▸ **TASK DIRECTIONS**: Set down the records once more, please, exactly and with the pictures left out.

▸ **SUPPLIED DATA**:
=-=-=-=-=

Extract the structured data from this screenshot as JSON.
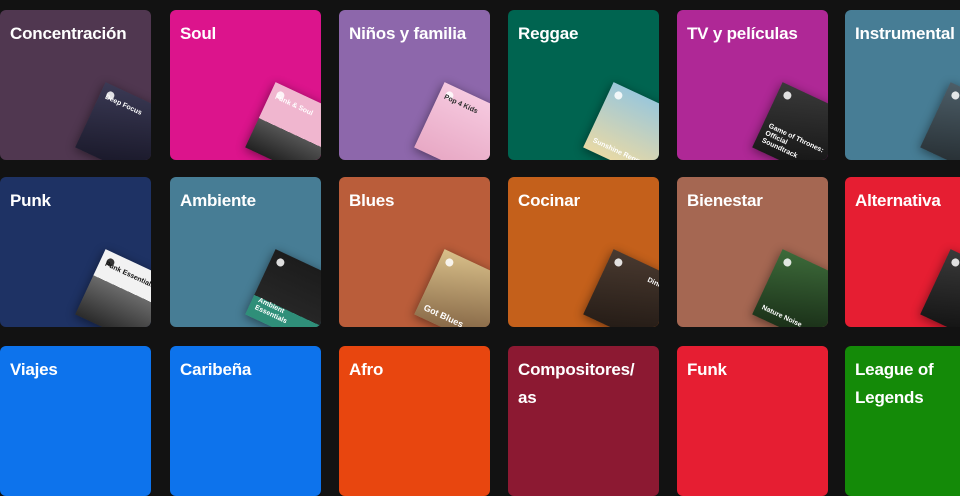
{
  "tiles": [
    {
      "label": "Concentración",
      "color": "#503750",
      "cover": "Deep Focus"
    },
    {
      "label": "Soul",
      "color": "#dc148c",
      "cover": "Funk & Soul"
    },
    {
      "label": "Niños y familia",
      "color": "#8d67ab",
      "cover": "Pop 4 Kids"
    },
    {
      "label": "Reggae",
      "color": "#006450",
      "cover": "Sunshine Reggae"
    },
    {
      "label": "TV y películas",
      "color": "#af2896",
      "cover": "Game of Thrones: Official Soundtrack"
    },
    {
      "label": "Instrumental",
      "color": "#477d95",
      "cover": ""
    },
    {
      "label": "Punk",
      "color": "#1e3264",
      "cover": "Punk Essentials"
    },
    {
      "label": "Ambiente",
      "color": "#477d95",
      "cover": "Ambient Essentials"
    },
    {
      "label": "Blues",
      "color": "#ba5d3a",
      "cover": "Got Blues"
    },
    {
      "label": "Cocinar",
      "color": "#c4601b",
      "cover": "Dinner"
    },
    {
      "label": "Bienestar",
      "color": "#a56752",
      "cover": "Nature Noise"
    },
    {
      "label": "Alternativa",
      "color": "#e61e32",
      "cover": ""
    },
    {
      "label": "Viajes",
      "color": "#0d73ec",
      "cover": ""
    },
    {
      "label": "Caribeña",
      "color": "#0d73ec",
      "cover": ""
    },
    {
      "label": "Afro",
      "color": "#e8460f",
      "cover": ""
    },
    {
      "label": "Compositores/ as",
      "color": "#8c1932",
      "cover": ""
    },
    {
      "label": "Funk",
      "color": "#e61e32",
      "cover": ""
    },
    {
      "label": "League of Legends",
      "color": "#148a08",
      "cover": ""
    }
  ],
  "covers_colors": [
    "#1b1a2e",
    "#d9b8c8",
    "#e8c3d6",
    "#7fb1c8",
    "#222222",
    "#35454f",
    "#e5e5e5",
    "#1f4f46",
    "#b9904a",
    "#3a2c23",
    "#24462a",
    "#2b2b2b"
  ]
}
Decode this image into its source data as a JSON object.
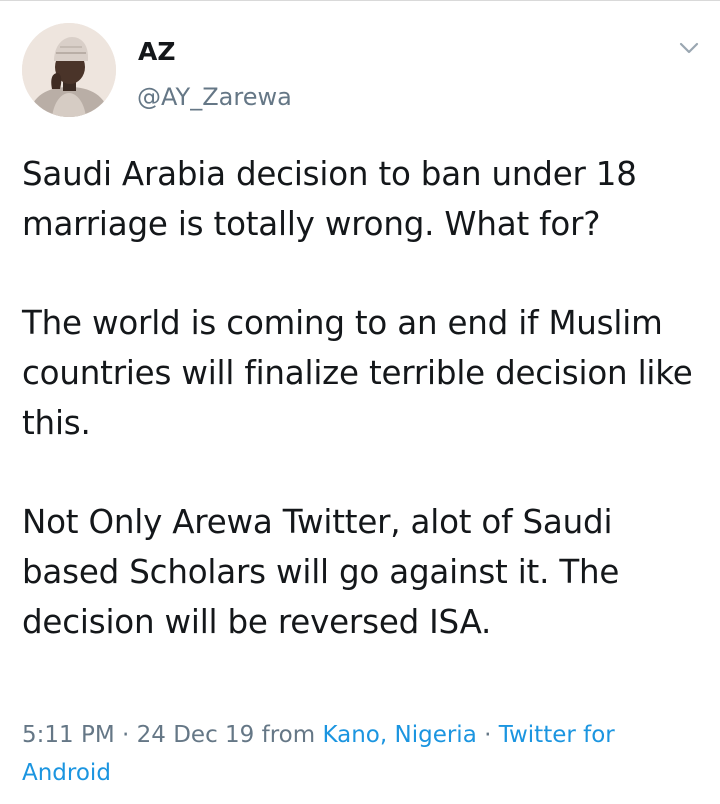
{
  "author": {
    "name": "AZ",
    "handle": "@AY_Zarewa"
  },
  "tweet": {
    "paragraphs": [
      "Saudi Arabia decision to ban under 18 marriage is totally wrong. What for?",
      "The world is coming to an end if Muslim countries will finalize terrible decision like this.",
      "Not Only Arewa Twitter, alot of Saudi based Scholars will go against it. The decision will be reversed ISA."
    ],
    "time": "5:11 PM",
    "sep1": " · ",
    "date": "24 Dec 19",
    "from_label": " from ",
    "location": "Kano, Nigeria",
    "sep2": " · ",
    "client": "Twitter for Android"
  },
  "icons": {
    "menu": "chevron-down-icon"
  },
  "colors": {
    "text": "#14171a",
    "secondary": "#657786",
    "link": "#1b95e0"
  }
}
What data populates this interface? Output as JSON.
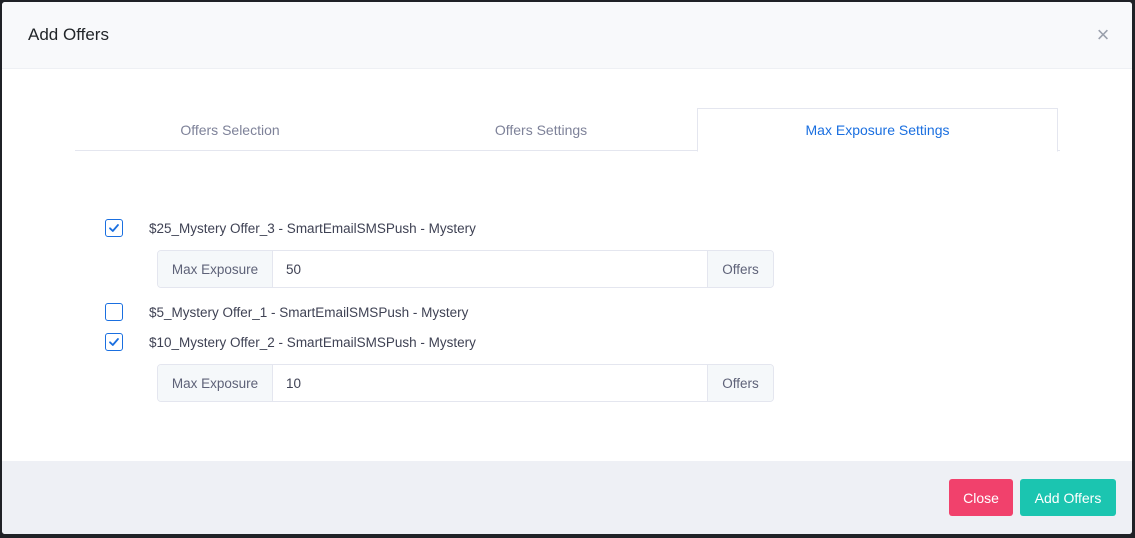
{
  "modal": {
    "title": "Add Offers",
    "close_glyph": "×"
  },
  "tabs": [
    {
      "label": "Offers Selection",
      "active": false
    },
    {
      "label": "Offers Settings",
      "active": false
    },
    {
      "label": "Max Exposure Settings",
      "active": true
    }
  ],
  "offers": [
    {
      "label": "$25_Mystery Offer_3 - SmartEmailSMSPush - Mystery",
      "checked": true,
      "max_exposure": "50"
    },
    {
      "label": "$5_Mystery Offer_1 - SmartEmailSMSPush - Mystery",
      "checked": false
    },
    {
      "label": "$10_Mystery Offer_2 - SmartEmailSMSPush - Mystery",
      "checked": true,
      "max_exposure": "10"
    }
  ],
  "input_group": {
    "prefix": "Max Exposure",
    "suffix": "Offers"
  },
  "footer": {
    "close_label": "Close",
    "add_label": "Add Offers"
  },
  "colors": {
    "accent": "#1a6fe0",
    "close_button": "#f1416c",
    "add_button": "#1bc5b0"
  },
  "icons": {
    "dismiss": "close-icon",
    "check": "checkmark-icon"
  }
}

=-=-=-=-=

▸ **THE COMPLETED TASK**:
Extract the structured data from this screenshot as JSON.
{
  "tiles": [
    {
      "label": "Concentración",
      "color": "#503750",
      "cover": "Deep Focus"
    },
    {
      "label": "Soul",
      "color": "#dc148c",
      "cover": "Funk & Soul"
    },
    {
      "label": "Niños y familia",
      "color": "#8d67ab",
      "cover": "Pop 4 Kids"
    },
    {
      "label": "Reggae",
      "color": "#006450",
      "cover": "Sunshine Reggae"
    },
    {
      "label": "TV y películas",
      "color": "#af2896",
      "cover": "Game of Thrones: Official Soundtrack"
    },
    {
      "label": "Instrumental",
      "color": "#477d95",
      "cover": ""
    },
    {
      "label": "Punk",
      "color": "#1e3264",
      "cover": "Punk Essentials"
    },
    {
      "label": "Ambiente",
      "color": "#477d95",
      "cover": "Ambient Essentials"
    },
    {
      "label": "Blues",
      "color": "#ba5d3a",
      "cover": "Got Blues"
    },
    {
      "label": "Cocinar",
      "color": "#c4601b",
      "cover": "Dinner"
    },
    {
      "label": "Bienestar",
      "color": "#a56752",
      "cover": "Nature Noise"
    },
    {
      "label": "Alternativa",
      "color": "#e61e32",
      "cover": ""
    },
    {
      "label": "Viajes",
      "color": "#0d73ec",
      "cover": ""
    },
    {
      "label": "Caribeña",
      "color": "#0d73ec",
      "cover": ""
    },
    {
      "label": "Afro",
      "color": "#e8460f",
      "cover": ""
    },
    {
      "label": "Compositores/ as",
      "color": "#8c1932",
      "cover": ""
    },
    {
      "label": "Funk",
      "color": "#e61e32",
      "cover": ""
    },
    {
      "label": "League of Legends",
      "color": "#148a08",
      "cover": ""
    }
  ],
  "covers_colors": [
    "#1b1a2e",
    "#d9b8c8",
    "#e8c3d6",
    "#7fb1c8",
    "#222222",
    "#35454f",
    "#e5e5e5",
    "#1f4f46",
    "#b9904a",
    "#3a2c23",
    "#24462a",
    "#2b2b2b"
  ]
}
Decode this image into its source data as a JSON object.
{
  "author": {
    "name": "AZ",
    "handle": "@AY_Zarewa"
  },
  "tweet": {
    "paragraphs": [
      "Saudi Arabia decision to ban under 18 marriage is totally wrong. What for?",
      "The world is coming to an end if Muslim countries will finalize terrible decision like this.",
      "Not Only Arewa Twitter, alot of Saudi based Scholars will go against it. The decision will be reversed ISA."
    ],
    "time": "5:11 PM",
    "sep1": " · ",
    "date": "24 Dec 19",
    "from_label": " from ",
    "location": "Kano, Nigeria",
    "sep2": " · ",
    "client": "Twitter for Android"
  },
  "icons": {
    "menu": "chevron-down-icon"
  },
  "colors": {
    "text": "#14171a",
    "secondary": "#657786",
    "link": "#1b95e0"
  }
}
What data populates this interface? Output as JSON.
{
  "modal": {
    "title": "Add Offers",
    "close_glyph": "×"
  },
  "tabs": [
    {
      "label": "Offers Selection",
      "active": false
    },
    {
      "label": "Offers Settings",
      "active": false
    },
    {
      "label": "Max Exposure Settings",
      "active": true
    }
  ],
  "offers": [
    {
      "label": "$25_Mystery Offer_3 - SmartEmailSMSPush - Mystery",
      "checked": true,
      "max_exposure": "50"
    },
    {
      "label": "$5_Mystery Offer_1 - SmartEmailSMSPush - Mystery",
      "checked": false
    },
    {
      "label": "$10_Mystery Offer_2 - SmartEmailSMSPush - Mystery",
      "checked": true,
      "max_exposure": "10"
    }
  ],
  "input_group": {
    "prefix": "Max Exposure",
    "suffix": "Offers"
  },
  "footer": {
    "close_label": "Close",
    "add_label": "Add Offers"
  },
  "colors": {
    "accent": "#1a6fe0",
    "close_button": "#f1416c",
    "add_button": "#1bc5b0"
  },
  "icons": {
    "dismiss": "close-icon",
    "check": "checkmark-icon"
  }
}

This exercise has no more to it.